Goal:
Don't copy the pictures; return every other part of the records exactly.

Records:
********************

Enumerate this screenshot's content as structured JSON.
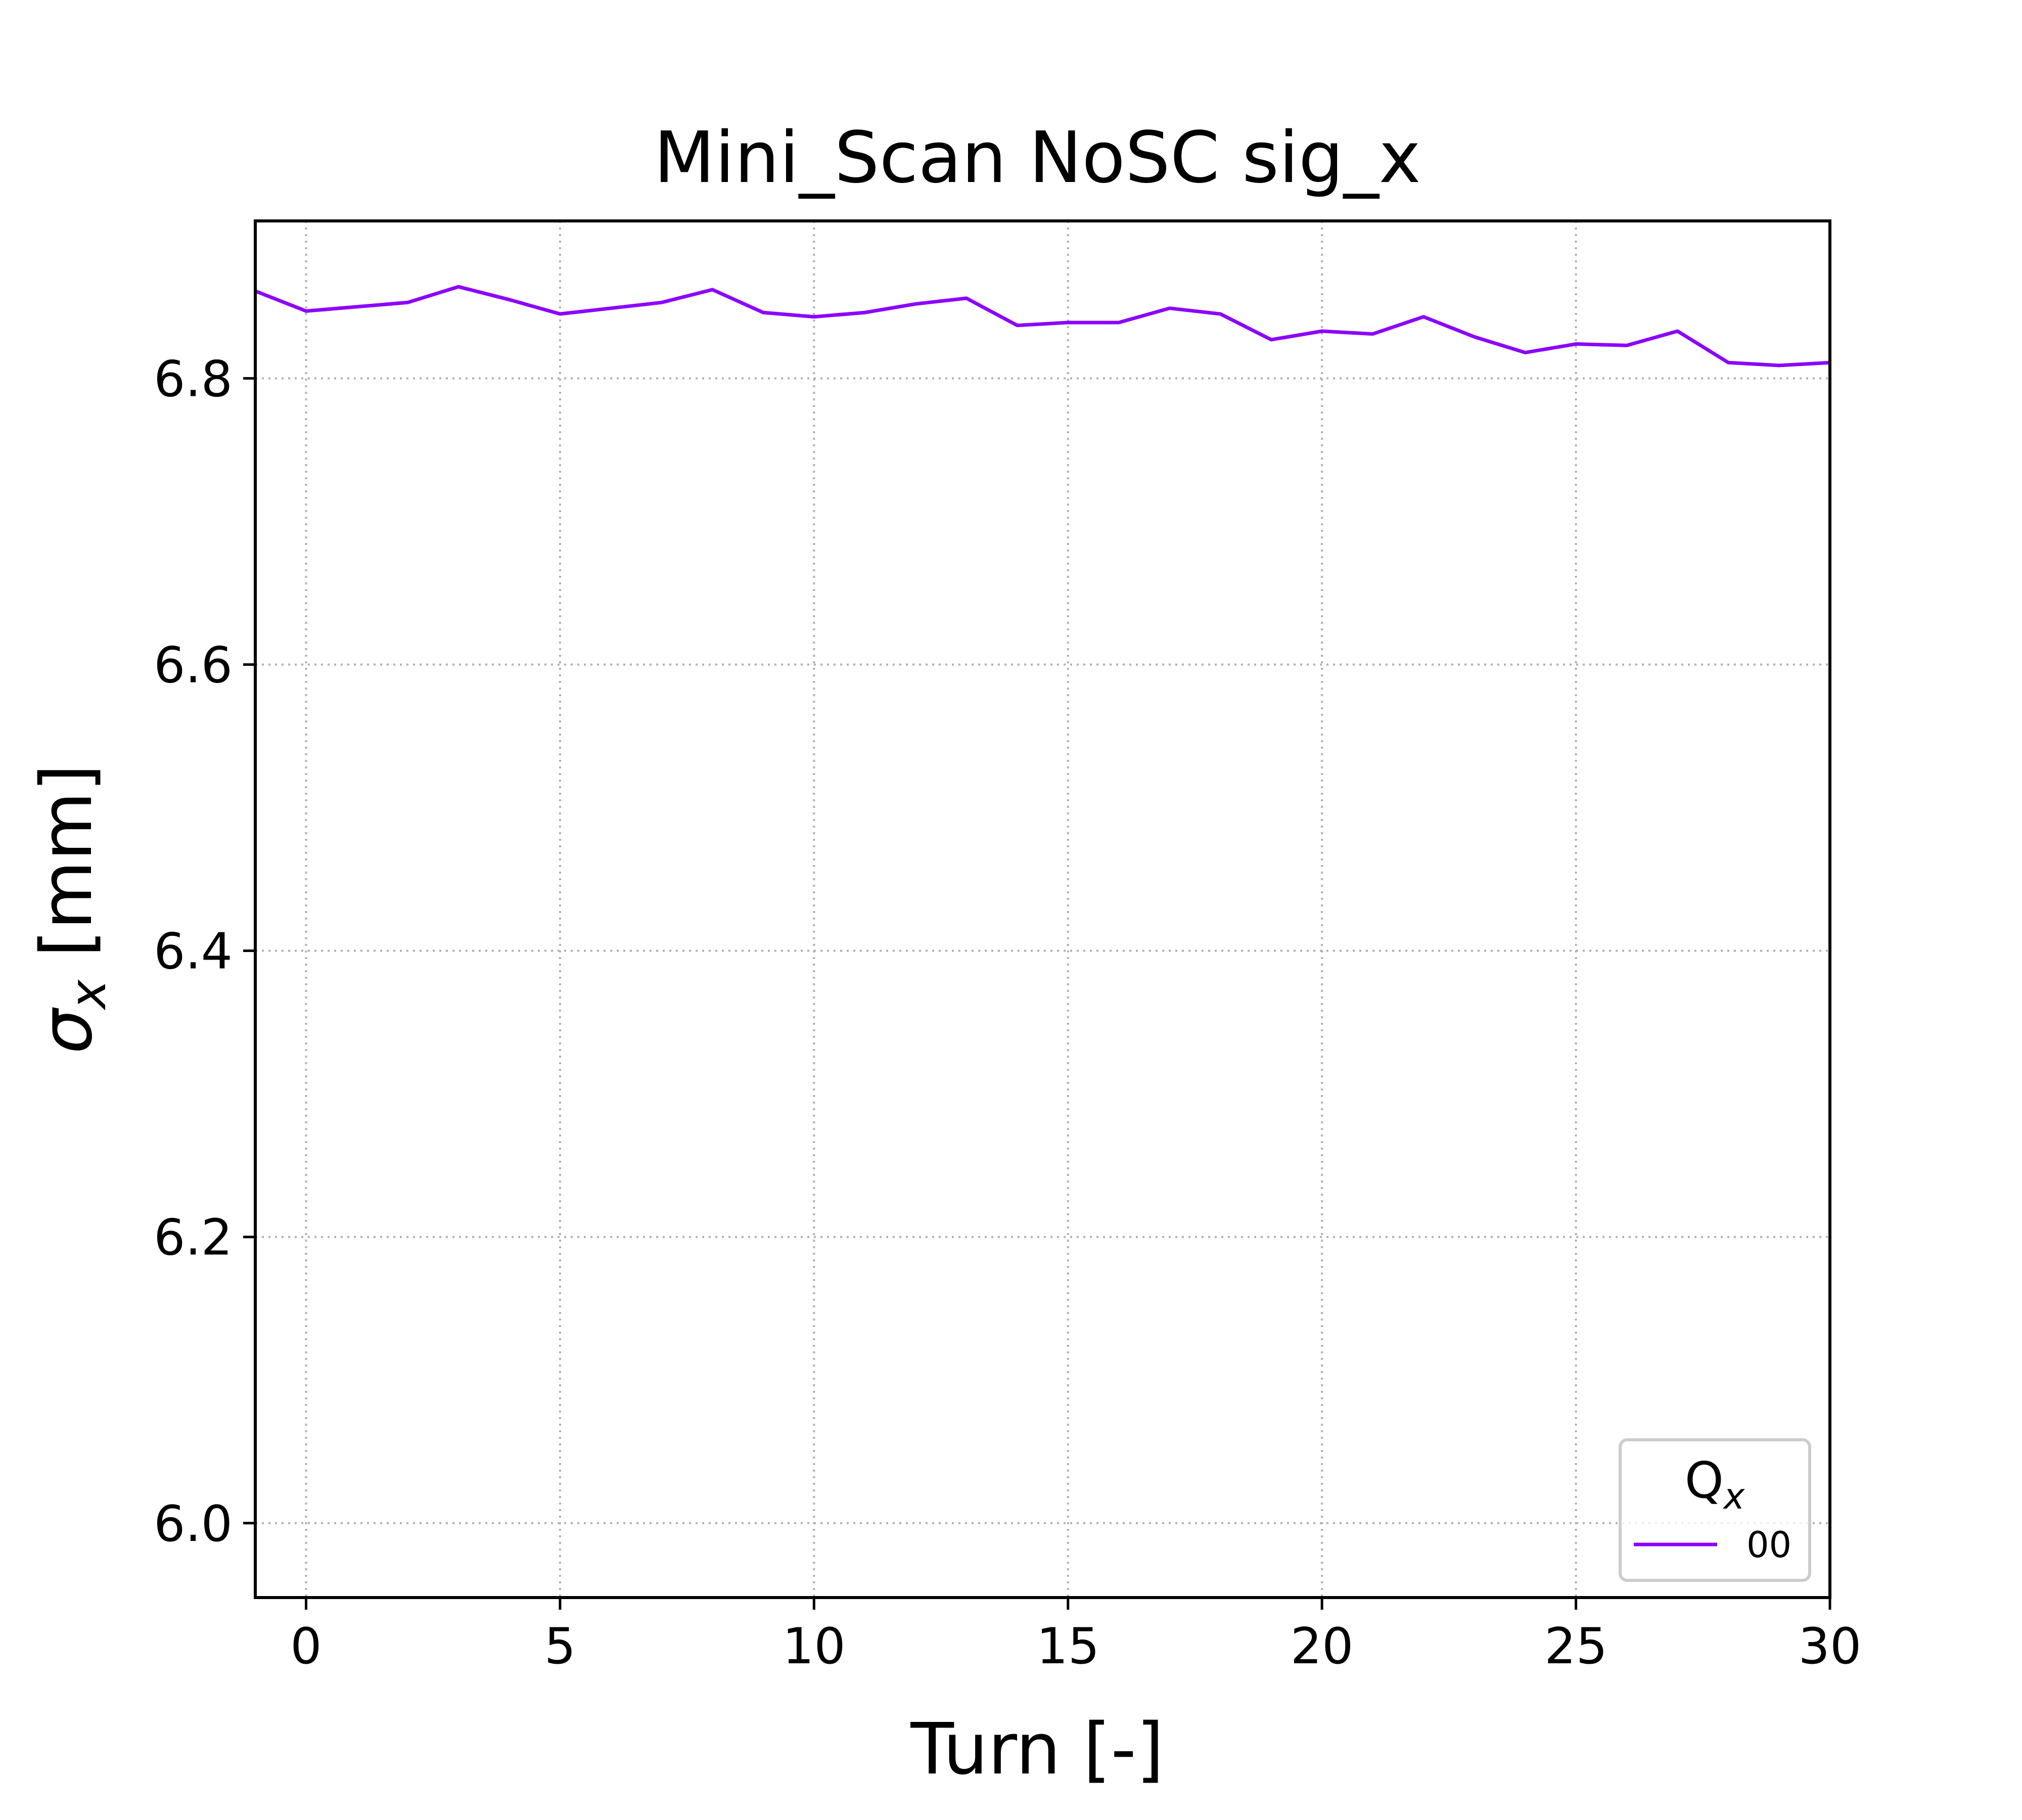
{
  "chart_data": {
    "type": "line",
    "title": "Mini_Scan NoSC sig_x",
    "xlabel": "Turn [-]",
    "ylabel_symbol": "σ",
    "ylabel_subscript": "x",
    "ylabel_unit": " [mm]",
    "xlim": [
      -1,
      30
    ],
    "ylim": [
      5.948,
      6.91
    ],
    "xticks": [
      0,
      5,
      10,
      15,
      20,
      25,
      30
    ],
    "yticks": [
      6.0,
      6.2,
      6.4,
      6.6,
      6.8
    ],
    "grid": true,
    "legend": {
      "placement": "lower-right",
      "title_main": "Q",
      "title_subscript": "x"
    },
    "series": [
      {
        "name": "00",
        "color": "#8b00ff",
        "x": [
          -1,
          0,
          1,
          2,
          3,
          4,
          5,
          6,
          7,
          8,
          9,
          10,
          11,
          12,
          13,
          14,
          15,
          16,
          17,
          18,
          19,
          20,
          21,
          22,
          23,
          24,
          25,
          26,
          27,
          28,
          29,
          30
        ],
        "y": [
          6.861,
          6.847,
          6.85,
          6.853,
          6.864,
          6.855,
          6.845,
          6.849,
          6.853,
          6.862,
          6.846,
          6.843,
          6.846,
          6.852,
          6.856,
          6.837,
          6.839,
          6.839,
          6.849,
          6.845,
          6.827,
          6.833,
          6.831,
          6.843,
          6.829,
          6.818,
          6.824,
          6.823,
          6.833,
          6.811,
          6.809,
          6.811
        ]
      }
    ]
  }
}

********************

Correct result:
Enumerate this screenshot's content as structured JSON.
{
  "chart_data": {
    "type": "line",
    "title": "Mini_Scan NoSC sig_x",
    "xlabel": "Turn [-]",
    "ylabel_symbol": "σ",
    "ylabel_subscript": "x",
    "ylabel_unit": " [mm]",
    "xlim": [
      -1,
      30
    ],
    "ylim": [
      5.948,
      6.91
    ],
    "xticks": [
      0,
      5,
      10,
      15,
      20,
      25,
      30
    ],
    "yticks": [
      6.0,
      6.2,
      6.4,
      6.6,
      6.8
    ],
    "grid": true,
    "legend": {
      "placement": "lower-right",
      "title_main": "Q",
      "title_subscript": "x"
    },
    "series": [
      {
        "name": "00",
        "color": "#8b00ff",
        "x": [
          -1,
          0,
          1,
          2,
          3,
          4,
          5,
          6,
          7,
          8,
          9,
          10,
          11,
          12,
          13,
          14,
          15,
          16,
          17,
          18,
          19,
          20,
          21,
          22,
          23,
          24,
          25,
          26,
          27,
          28,
          29,
          30
        ],
        "y": [
          6.861,
          6.847,
          6.85,
          6.853,
          6.864,
          6.855,
          6.845,
          6.849,
          6.853,
          6.862,
          6.846,
          6.843,
          6.846,
          6.852,
          6.856,
          6.837,
          6.839,
          6.839,
          6.849,
          6.845,
          6.827,
          6.833,
          6.831,
          6.843,
          6.829,
          6.818,
          6.824,
          6.823,
          6.833,
          6.811,
          6.809,
          6.811
        ]
      }
    ]
  }
}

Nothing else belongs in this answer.